#### GIVEN TASK
Each record is to be printed again precisely as it reads.

===============

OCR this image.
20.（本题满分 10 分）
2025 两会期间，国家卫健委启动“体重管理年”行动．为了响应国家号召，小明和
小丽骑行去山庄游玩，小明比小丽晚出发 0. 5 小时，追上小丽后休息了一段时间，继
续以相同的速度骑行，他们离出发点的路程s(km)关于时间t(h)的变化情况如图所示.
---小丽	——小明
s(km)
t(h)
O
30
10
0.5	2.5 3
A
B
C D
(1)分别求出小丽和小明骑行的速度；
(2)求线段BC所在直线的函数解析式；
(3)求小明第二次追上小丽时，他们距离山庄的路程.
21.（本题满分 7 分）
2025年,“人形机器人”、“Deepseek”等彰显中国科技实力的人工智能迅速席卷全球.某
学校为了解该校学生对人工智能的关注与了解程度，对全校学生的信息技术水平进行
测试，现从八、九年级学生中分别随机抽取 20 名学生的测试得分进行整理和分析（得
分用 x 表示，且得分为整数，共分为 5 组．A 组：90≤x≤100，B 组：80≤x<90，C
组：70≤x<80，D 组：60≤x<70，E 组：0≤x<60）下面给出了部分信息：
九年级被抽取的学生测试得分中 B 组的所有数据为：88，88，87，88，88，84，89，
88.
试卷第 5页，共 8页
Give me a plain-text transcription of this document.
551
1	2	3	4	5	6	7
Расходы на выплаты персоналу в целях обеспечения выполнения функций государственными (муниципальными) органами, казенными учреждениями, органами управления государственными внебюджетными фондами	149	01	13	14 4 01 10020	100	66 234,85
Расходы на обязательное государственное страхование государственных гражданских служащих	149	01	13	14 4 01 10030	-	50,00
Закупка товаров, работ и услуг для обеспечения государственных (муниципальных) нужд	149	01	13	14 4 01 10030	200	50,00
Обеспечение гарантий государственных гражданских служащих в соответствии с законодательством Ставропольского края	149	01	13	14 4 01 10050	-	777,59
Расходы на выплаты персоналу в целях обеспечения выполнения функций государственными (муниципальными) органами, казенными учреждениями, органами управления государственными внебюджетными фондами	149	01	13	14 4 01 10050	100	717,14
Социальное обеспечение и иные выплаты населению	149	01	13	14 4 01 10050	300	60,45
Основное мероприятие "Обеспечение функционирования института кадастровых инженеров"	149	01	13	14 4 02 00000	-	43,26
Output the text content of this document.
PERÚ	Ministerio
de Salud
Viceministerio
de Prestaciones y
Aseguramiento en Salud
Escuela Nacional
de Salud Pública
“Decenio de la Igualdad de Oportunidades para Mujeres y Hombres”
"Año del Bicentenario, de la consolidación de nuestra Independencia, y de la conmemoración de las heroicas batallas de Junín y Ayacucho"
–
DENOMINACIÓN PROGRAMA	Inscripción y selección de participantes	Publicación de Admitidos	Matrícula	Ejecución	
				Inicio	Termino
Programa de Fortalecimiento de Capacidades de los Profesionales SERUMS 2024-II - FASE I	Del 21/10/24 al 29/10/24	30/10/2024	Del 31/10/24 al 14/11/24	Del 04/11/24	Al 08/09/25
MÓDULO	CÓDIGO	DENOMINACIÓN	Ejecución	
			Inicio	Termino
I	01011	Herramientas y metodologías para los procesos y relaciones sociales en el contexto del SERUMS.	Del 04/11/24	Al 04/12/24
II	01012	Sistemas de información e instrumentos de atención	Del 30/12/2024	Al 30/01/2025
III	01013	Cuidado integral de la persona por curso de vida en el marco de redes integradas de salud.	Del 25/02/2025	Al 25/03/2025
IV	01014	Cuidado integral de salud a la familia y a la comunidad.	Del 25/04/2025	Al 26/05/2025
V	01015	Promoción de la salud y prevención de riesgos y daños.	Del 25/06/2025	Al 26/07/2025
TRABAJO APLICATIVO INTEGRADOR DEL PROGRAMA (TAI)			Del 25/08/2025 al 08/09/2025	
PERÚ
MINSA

===============

#### OUTPUT OF THE TASK
OCR this image.
20.（本题满分 10 分）
2025 两会期间，国家卫健委启动“体重管理年”行动．为了响应国家号召，小明和
小丽骑行去山庄游玩，小明比小丽晚出发 0. 5 小时，追上小丽后休息了一段时间，继
续以相同的速度骑行，他们离出发点的路程s(km)关于时间t(h)的变化情况如图所示.
---小丽	——小明
s(km)
t(h)
O
30
10
0.5	2.5 3
A
B
C D
(1)分别求出小丽和小明骑行的速度；
(2)求线段BC所在直线的函数解析式；
(3)求小明第二次追上小丽时，他们距离山庄的路程.
21.（本题满分 7 分）
2025年,“人形机器人”、“Deepseek”等彰显中国科技实力的人工智能迅速席卷全球.某
学校为了解该校学生对人工智能的关注与了解程度，对全校学生的信息技术水平进行
测试，现从八、九年级学生中分别随机抽取 20 名学生的测试得分进行整理和分析（得
分用 x 表示，且得分为整数，共分为 5 组．A 组：90≤x≤100，B 组：80≤x<90，C
组：70≤x<80，D 组：60≤x<70，E 组：0≤x<60）下面给出了部分信息：
九年级被抽取的学生测试得分中 B 组的所有数据为：88，88，87，88，88，84，89，
88.
试卷第 5页，共 8页
Give me a plain-text transcription of this document.
551
1	2	3	4	5	6	7
Расходы на выплаты персоналу в целях обеспечения выполнения функций государственными (муниципальными) органами, казенными учреждениями, органами управления государственными внебюджетными фондами	149	01	13	14 4 01 10020	100	66 234,85
Расходы на обязательное государственное страхование государственных гражданских служащих	149	01	13	14 4 01 10030	-	50,00
Закупка товаров, работ и услуг для обеспечения государственных (муниципальных) нужд	149	01	13	14 4 01 10030	200	50,00
Обеспечение гарантий государственных гражданских служащих в соответствии с законодательством Ставропольского края	149	01	13	14 4 01 10050	-	777,59
Расходы на выплаты персоналу в целях обеспечения выполнения функций государственными (муниципальными) органами, казенными учреждениями, органами управления государственными внебюджетными фондами	149	01	13	14 4 01 10050	100	717,14
Социальное обеспечение и иные выплаты населению	149	01	13	14 4 01 10050	300	60,45
Основное мероприятие "Обеспечение функционирования института кадастровых инженеров"	149	01	13	14 4 02 00000	-	43,26
Output the text content of this document.
PERÚ	Ministerio
de Salud
Viceministerio
de Prestaciones y
Aseguramiento en Salud
Escuela Nacional
de Salud Pública
“Decenio de la Igualdad de Oportunidades para Mujeres y Hombres”
"Año del Bicentenario, de la consolidación de nuestra Independencia, y de la conmemoración de las heroicas batallas de Junín y Ayacucho"
–
DENOMINACIÓN PROGRAMA	Inscripción y selección de participantes	Publicación de Admitidos	Matrícula	Ejecución	
				Inicio	Termino
Programa de Fortalecimiento de Capacidades de los Profesionales SERUMS 2024-II - FASE I	Del 21/10/24 al 29/10/24	30/10/2024	Del 31/10/24 al 14/11/24	Del 04/11/24	Al 08/09/25
MÓDULO	CÓDIGO	DENOMINACIÓN	Ejecución	
			Inicio	Termino
I	01011	Herramientas y metodologías para los procesos y relaciones sociales en el contexto del SERUMS.	Del 04/11/24	Al 04/12/24
II	01012	Sistemas de información e instrumentos de atención	Del 30/12/2024	Al 30/01/2025
III	01013	Cuidado integral de la persona por curso de vida en el marco de redes integradas de salud.	Del 25/02/2025	Al 25/03/2025
IV	01014	Cuidado integral de salud a la familia y a la comunidad.	Del 25/04/2025	Al 26/05/2025
V	01015	Promoción de la salud y prevención de riesgos y daños.	Del 25/06/2025	Al 26/07/2025
TRABAJO APLICATIVO INTEGRADOR DEL PROGRAMA (TAI)			Del 25/08/2025 al 08/09/2025	
PERÚ
MINSA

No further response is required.